** start Dataset entries **

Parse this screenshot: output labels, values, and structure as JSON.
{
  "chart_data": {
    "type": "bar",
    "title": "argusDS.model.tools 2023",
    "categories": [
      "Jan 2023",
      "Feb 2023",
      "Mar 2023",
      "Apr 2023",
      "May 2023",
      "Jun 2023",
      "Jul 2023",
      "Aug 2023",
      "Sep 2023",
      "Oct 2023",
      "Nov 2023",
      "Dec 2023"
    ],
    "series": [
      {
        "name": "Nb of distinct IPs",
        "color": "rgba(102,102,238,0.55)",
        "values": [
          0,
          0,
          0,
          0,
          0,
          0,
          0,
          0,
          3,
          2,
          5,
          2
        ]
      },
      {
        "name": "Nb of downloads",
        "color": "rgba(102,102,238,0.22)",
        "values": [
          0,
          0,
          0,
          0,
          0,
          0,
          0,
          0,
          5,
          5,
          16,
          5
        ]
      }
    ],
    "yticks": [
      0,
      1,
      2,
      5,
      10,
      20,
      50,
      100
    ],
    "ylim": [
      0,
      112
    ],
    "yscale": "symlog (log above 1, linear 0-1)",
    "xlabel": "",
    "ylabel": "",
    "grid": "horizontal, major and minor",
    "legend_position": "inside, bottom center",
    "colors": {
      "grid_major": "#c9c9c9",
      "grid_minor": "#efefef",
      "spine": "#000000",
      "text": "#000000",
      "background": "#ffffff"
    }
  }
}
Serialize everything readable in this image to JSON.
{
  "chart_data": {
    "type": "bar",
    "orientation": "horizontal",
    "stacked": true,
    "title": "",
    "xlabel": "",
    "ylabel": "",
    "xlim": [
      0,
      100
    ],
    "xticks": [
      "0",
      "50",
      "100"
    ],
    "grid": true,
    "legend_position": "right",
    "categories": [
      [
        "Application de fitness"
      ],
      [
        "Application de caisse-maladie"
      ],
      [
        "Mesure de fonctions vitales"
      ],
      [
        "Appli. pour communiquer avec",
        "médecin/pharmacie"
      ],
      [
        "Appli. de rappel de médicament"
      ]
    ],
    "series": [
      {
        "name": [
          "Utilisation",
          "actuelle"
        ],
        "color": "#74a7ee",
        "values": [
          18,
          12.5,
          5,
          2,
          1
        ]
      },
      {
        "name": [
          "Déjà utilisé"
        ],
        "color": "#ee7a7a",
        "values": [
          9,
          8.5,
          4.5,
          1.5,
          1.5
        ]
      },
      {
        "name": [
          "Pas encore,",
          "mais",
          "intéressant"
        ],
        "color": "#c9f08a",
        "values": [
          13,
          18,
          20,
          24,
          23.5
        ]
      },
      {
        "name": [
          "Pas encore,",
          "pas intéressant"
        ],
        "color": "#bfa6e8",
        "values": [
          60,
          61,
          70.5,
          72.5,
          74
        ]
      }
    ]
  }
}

** end Dataset entries **
** start Dataset entries **

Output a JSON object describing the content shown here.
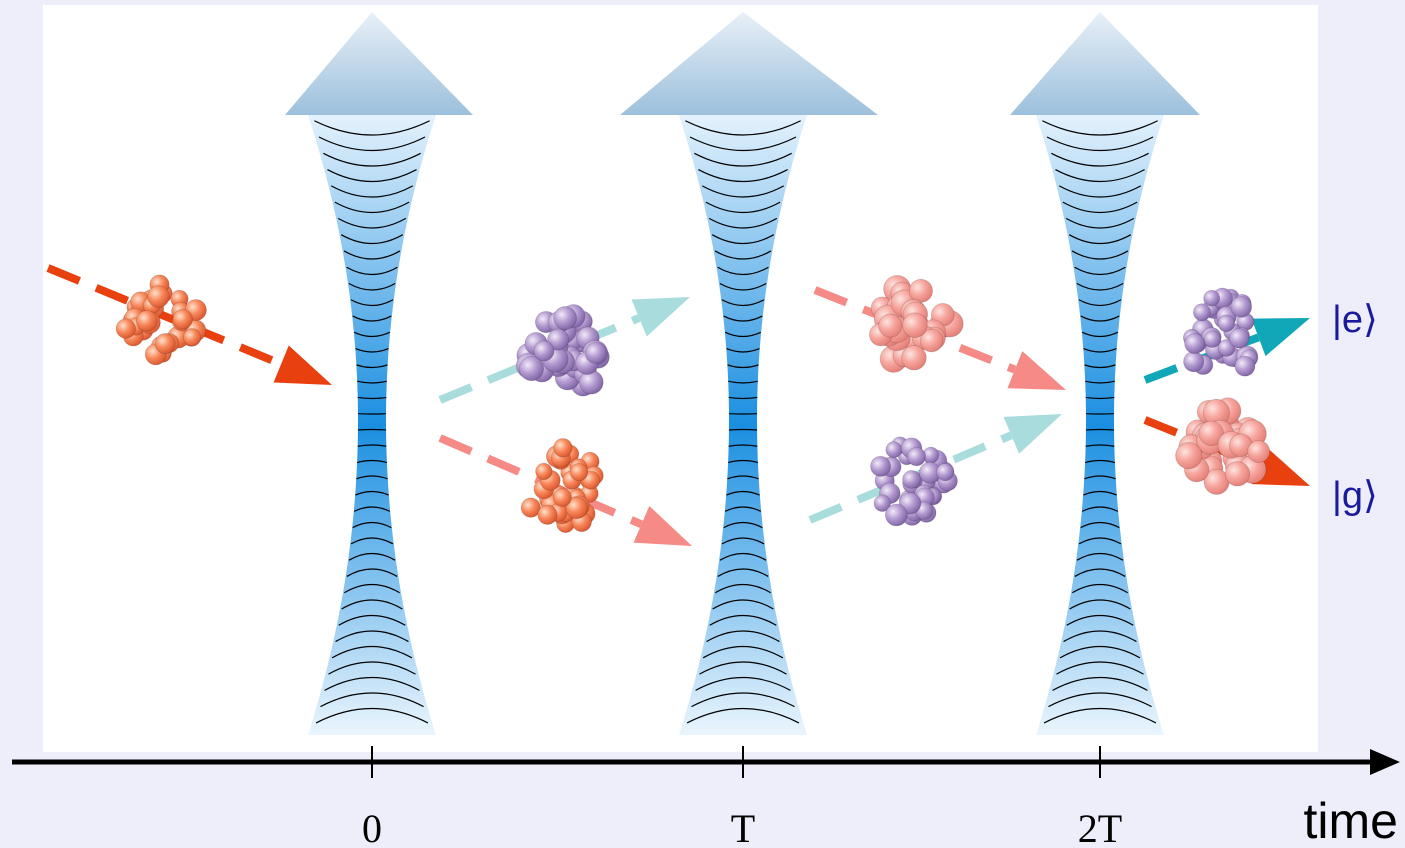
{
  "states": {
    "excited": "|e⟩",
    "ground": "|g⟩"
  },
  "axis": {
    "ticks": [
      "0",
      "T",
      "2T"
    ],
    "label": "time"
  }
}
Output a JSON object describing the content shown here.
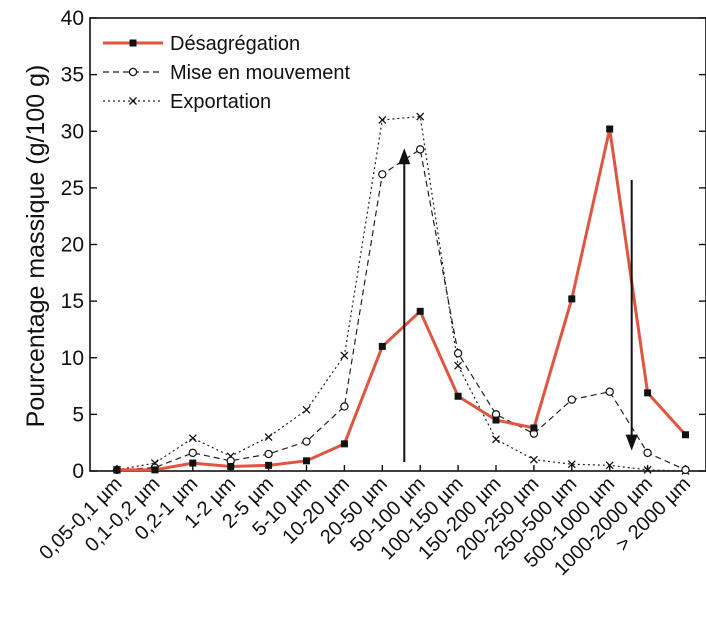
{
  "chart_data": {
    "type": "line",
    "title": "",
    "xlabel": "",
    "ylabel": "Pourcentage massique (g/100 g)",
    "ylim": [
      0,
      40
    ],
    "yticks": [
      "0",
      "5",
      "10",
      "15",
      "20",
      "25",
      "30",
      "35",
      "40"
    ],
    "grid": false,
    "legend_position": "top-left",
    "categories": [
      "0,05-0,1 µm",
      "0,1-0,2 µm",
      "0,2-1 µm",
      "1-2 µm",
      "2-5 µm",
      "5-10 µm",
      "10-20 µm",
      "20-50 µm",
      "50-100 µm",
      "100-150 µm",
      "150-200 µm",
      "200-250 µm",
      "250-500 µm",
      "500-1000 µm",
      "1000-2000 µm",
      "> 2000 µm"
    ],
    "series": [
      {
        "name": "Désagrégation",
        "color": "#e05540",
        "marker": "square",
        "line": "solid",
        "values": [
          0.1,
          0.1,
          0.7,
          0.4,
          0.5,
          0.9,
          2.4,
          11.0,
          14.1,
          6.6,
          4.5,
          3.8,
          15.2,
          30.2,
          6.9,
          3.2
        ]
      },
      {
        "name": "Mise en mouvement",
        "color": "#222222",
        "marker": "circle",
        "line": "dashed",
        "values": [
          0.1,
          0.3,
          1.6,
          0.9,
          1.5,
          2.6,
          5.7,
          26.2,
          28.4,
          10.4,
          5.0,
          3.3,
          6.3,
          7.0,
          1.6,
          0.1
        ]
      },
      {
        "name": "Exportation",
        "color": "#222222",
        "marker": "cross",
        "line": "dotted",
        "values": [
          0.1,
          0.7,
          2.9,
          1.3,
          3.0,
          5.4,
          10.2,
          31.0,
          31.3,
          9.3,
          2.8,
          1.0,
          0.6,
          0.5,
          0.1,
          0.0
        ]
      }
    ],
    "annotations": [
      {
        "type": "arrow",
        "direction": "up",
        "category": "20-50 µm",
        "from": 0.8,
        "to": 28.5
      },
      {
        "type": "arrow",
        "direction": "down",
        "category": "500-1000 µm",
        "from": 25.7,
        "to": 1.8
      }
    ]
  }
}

** end Dataset entries **

* _Goal of the exercise_:
Only lines that contain the word "rgba" are wanted; copy each of them.

* _Solution for this task_:
        "color": "rgba(102,102,238,0.55)",
        "color": "rgba(102,102,238,0.22)",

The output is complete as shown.